» EXERCISE DIRECTIONS:
Copy out every record below with complete accuracy.

» EXTRACTED DATA:
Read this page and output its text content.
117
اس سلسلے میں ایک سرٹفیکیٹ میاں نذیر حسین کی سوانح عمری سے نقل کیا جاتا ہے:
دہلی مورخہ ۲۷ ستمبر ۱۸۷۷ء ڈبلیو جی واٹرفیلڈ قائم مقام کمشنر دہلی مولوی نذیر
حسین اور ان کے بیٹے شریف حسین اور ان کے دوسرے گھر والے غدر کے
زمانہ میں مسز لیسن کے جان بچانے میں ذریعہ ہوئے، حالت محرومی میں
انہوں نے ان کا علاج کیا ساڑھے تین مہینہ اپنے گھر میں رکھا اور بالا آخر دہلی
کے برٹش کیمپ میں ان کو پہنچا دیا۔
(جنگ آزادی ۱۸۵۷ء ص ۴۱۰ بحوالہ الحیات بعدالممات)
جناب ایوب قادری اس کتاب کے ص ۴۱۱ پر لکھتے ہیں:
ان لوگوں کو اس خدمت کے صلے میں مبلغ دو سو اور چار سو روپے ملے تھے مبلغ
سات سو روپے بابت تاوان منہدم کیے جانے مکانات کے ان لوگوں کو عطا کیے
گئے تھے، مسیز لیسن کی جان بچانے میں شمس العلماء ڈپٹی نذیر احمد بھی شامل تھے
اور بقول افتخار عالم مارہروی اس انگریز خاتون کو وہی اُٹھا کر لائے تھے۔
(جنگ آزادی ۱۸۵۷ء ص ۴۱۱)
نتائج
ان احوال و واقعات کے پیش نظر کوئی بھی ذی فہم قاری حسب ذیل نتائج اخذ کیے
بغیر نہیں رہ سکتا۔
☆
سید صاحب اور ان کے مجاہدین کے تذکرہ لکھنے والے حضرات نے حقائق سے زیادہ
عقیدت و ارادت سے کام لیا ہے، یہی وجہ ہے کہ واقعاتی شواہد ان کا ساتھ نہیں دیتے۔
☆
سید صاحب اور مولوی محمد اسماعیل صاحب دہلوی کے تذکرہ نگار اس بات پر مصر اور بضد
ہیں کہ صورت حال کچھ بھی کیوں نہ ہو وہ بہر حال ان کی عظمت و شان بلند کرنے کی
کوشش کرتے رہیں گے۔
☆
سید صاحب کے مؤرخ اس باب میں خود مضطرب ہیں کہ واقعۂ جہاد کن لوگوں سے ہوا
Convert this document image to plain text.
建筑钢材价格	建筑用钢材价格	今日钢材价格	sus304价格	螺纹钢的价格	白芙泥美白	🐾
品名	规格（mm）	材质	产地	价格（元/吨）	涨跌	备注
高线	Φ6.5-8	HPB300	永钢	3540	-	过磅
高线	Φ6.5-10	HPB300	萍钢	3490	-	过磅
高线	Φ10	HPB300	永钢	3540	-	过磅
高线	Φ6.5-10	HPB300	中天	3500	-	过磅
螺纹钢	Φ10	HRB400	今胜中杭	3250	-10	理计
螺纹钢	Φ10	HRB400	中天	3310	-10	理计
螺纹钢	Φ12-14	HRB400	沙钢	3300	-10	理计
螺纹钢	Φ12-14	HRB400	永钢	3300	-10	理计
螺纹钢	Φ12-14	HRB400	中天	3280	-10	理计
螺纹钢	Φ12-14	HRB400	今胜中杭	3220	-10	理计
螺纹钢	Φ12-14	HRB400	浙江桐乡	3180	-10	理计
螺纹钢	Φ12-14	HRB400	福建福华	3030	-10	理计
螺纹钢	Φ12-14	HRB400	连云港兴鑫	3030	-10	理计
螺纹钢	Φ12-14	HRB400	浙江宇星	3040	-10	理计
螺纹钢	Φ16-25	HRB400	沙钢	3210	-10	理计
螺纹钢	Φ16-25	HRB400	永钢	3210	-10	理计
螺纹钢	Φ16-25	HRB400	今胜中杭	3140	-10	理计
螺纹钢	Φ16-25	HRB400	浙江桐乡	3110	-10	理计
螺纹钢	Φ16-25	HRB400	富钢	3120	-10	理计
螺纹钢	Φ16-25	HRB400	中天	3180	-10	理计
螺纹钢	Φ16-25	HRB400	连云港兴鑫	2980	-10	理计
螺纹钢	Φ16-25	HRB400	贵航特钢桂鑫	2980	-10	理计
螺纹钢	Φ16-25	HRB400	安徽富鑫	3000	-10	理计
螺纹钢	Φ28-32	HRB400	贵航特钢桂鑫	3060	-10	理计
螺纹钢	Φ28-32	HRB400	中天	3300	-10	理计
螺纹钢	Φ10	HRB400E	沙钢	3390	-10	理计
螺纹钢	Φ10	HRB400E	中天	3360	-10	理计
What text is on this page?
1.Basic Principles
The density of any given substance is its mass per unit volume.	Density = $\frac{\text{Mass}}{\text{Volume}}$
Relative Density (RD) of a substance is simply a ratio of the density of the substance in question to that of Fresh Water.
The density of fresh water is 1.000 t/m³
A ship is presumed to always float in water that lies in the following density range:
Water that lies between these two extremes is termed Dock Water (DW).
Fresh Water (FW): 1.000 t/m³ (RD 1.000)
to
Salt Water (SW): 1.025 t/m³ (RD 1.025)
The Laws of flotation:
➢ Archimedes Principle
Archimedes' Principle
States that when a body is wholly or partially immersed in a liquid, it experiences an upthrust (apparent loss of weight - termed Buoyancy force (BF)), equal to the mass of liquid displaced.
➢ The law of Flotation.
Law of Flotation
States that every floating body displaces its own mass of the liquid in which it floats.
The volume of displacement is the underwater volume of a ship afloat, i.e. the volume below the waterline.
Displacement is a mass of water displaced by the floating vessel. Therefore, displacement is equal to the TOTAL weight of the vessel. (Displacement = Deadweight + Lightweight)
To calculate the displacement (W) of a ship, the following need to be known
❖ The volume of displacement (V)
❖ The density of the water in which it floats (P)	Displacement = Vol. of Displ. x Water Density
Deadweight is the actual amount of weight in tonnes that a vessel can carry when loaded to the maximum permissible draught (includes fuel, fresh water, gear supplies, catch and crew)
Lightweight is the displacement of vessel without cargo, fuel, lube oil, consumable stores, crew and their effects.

» REPLY TO THE TASK:
Read this page and output its text content.
117
اس سلسلے میں ایک سرٹفیکیٹ میاں نذیر حسین کی سوانح عمری سے نقل کیا جاتا ہے:
دہلی مورخہ ۲۷ ستمبر ۱۸۷۷ء ڈبلیو جی واٹرفیلڈ قائم مقام کمشنر دہلی مولوی نذیر
حسین اور ان کے بیٹے شریف حسین اور ان کے دوسرے گھر والے غدر کے
زمانہ میں مسز لیسن کے جان بچانے میں ذریعہ ہوئے، حالت محرومی میں
انہوں نے ان کا علاج کیا ساڑھے تین مہینہ اپنے گھر میں رکھا اور بالا آخر دہلی
کے برٹش کیمپ میں ان کو پہنچا دیا۔
(جنگ آزادی ۱۸۵۷ء ص ۴۱۰ بحوالہ الحیات بعدالممات)
جناب ایوب قادری اس کتاب کے ص ۴۱۱ پر لکھتے ہیں:
ان لوگوں کو اس خدمت کے صلے میں مبلغ دو سو اور چار سو روپے ملے تھے مبلغ
سات سو روپے بابت تاوان منہدم کیے جانے مکانات کے ان لوگوں کو عطا کیے
گئے تھے، مسیز لیسن کی جان بچانے میں شمس العلماء ڈپٹی نذیر احمد بھی شامل تھے
اور بقول افتخار عالم مارہروی اس انگریز خاتون کو وہی اُٹھا کر لائے تھے۔
(جنگ آزادی ۱۸۵۷ء ص ۴۱۱)
نتائج
ان احوال و واقعات کے پیش نظر کوئی بھی ذی فہم قاری حسب ذیل نتائج اخذ کیے
بغیر نہیں رہ سکتا۔
☆
سید صاحب اور ان کے مجاہدین کے تذکرہ لکھنے والے حضرات نے حقائق سے زیادہ
عقیدت و ارادت سے کام لیا ہے، یہی وجہ ہے کہ واقعاتی شواہد ان کا ساتھ نہیں دیتے۔
☆
سید صاحب اور مولوی محمد اسماعیل صاحب دہلوی کے تذکرہ نگار اس بات پر مصر اور بضد
ہیں کہ صورت حال کچھ بھی کیوں نہ ہو وہ بہر حال ان کی عظمت و شان بلند کرنے کی
کوشش کرتے رہیں گے۔
☆
سید صاحب کے مؤرخ اس باب میں خود مضطرب ہیں کہ واقعۂ جہاد کن لوگوں سے ہوا
Convert this document image to plain text.
建筑钢材价格	建筑用钢材价格	今日钢材价格	sus304价格	螺纹钢的价格	白芙泥美白	🐾
品名	规格（mm）	材质	产地	价格（元/吨）	涨跌	备注
高线	Φ6.5-8	HPB300	永钢	3540	-	过磅
高线	Φ6.5-10	HPB300	萍钢	3490	-	过磅
高线	Φ10	HPB300	永钢	3540	-	过磅
高线	Φ6.5-10	HPB300	中天	3500	-	过磅
螺纹钢	Φ10	HRB400	今胜中杭	3250	-10	理计
螺纹钢	Φ10	HRB400	中天	3310	-10	理计
螺纹钢	Φ12-14	HRB400	沙钢	3300	-10	理计
螺纹钢	Φ12-14	HRB400	永钢	3300	-10	理计
螺纹钢	Φ12-14	HRB400	中天	3280	-10	理计
螺纹钢	Φ12-14	HRB400	今胜中杭	3220	-10	理计
螺纹钢	Φ12-14	HRB400	浙江桐乡	3180	-10	理计
螺纹钢	Φ12-14	HRB400	福建福华	3030	-10	理计
螺纹钢	Φ12-14	HRB400	连云港兴鑫	3030	-10	理计
螺纹钢	Φ12-14	HRB400	浙江宇星	3040	-10	理计
螺纹钢	Φ16-25	HRB400	沙钢	3210	-10	理计
螺纹钢	Φ16-25	HRB400	永钢	3210	-10	理计
螺纹钢	Φ16-25	HRB400	今胜中杭	3140	-10	理计
螺纹钢	Φ16-25	HRB400	浙江桐乡	3110	-10	理计
螺纹钢	Φ16-25	HRB400	富钢	3120	-10	理计
螺纹钢	Φ16-25	HRB400	中天	3180	-10	理计
螺纹钢	Φ16-25	HRB400	连云港兴鑫	2980	-10	理计
螺纹钢	Φ16-25	HRB400	贵航特钢桂鑫	2980	-10	理计
螺纹钢	Φ16-25	HRB400	安徽富鑫	3000	-10	理计
螺纹钢	Φ28-32	HRB400	贵航特钢桂鑫	3060	-10	理计
螺纹钢	Φ28-32	HRB400	中天	3300	-10	理计
螺纹钢	Φ10	HRB400E	沙钢	3390	-10	理计
螺纹钢	Φ10	HRB400E	中天	3360	-10	理计
What text is on this page?
1.Basic Principles
The density of any given substance is its mass per unit volume.	Density = $\frac{\text{Mass}}{\text{Volume}}$
Relative Density (RD) of a substance is simply a ratio of the density of the substance in question to that of Fresh Water.
The density of fresh water is 1.000 t/m³
A ship is presumed to always float in water that lies in the following density range:
Water that lies between these two extremes is termed Dock Water (DW).
Fresh Water (FW): 1.000 t/m³ (RD 1.000)
to
Salt Water (SW): 1.025 t/m³ (RD 1.025)
The Laws of flotation:
➢ Archimedes Principle
Archimedes' Principle
States that when a body is wholly or partially immersed in a liquid, it experiences an upthrust (apparent loss of weight - termed Buoyancy force (BF)), equal to the mass of liquid displaced.
➢ The law of Flotation.
Law of Flotation
States that every floating body displaces its own mass of the liquid in which it floats.
The volume of displacement is the underwater volume of a ship afloat, i.e. the volume below the waterline.
Displacement is a mass of water displaced by the floating vessel. Therefore, displacement is equal to the TOTAL weight of the vessel. (Displacement = Deadweight + Lightweight)
To calculate the displacement (W) of a ship, the following need to be known
❖ The volume of displacement (V)
❖ The density of the water in which it floats (P)	Displacement = Vol. of Displ. x Water Density
Deadweight is the actual amount of weight in tonnes that a vessel can carry when loaded to the maximum permissible draught (includes fuel, fresh water, gear supplies, catch and crew)
Lightweight is the displacement of vessel without cargo, fuel, lube oil, consumable stores, crew and their effects.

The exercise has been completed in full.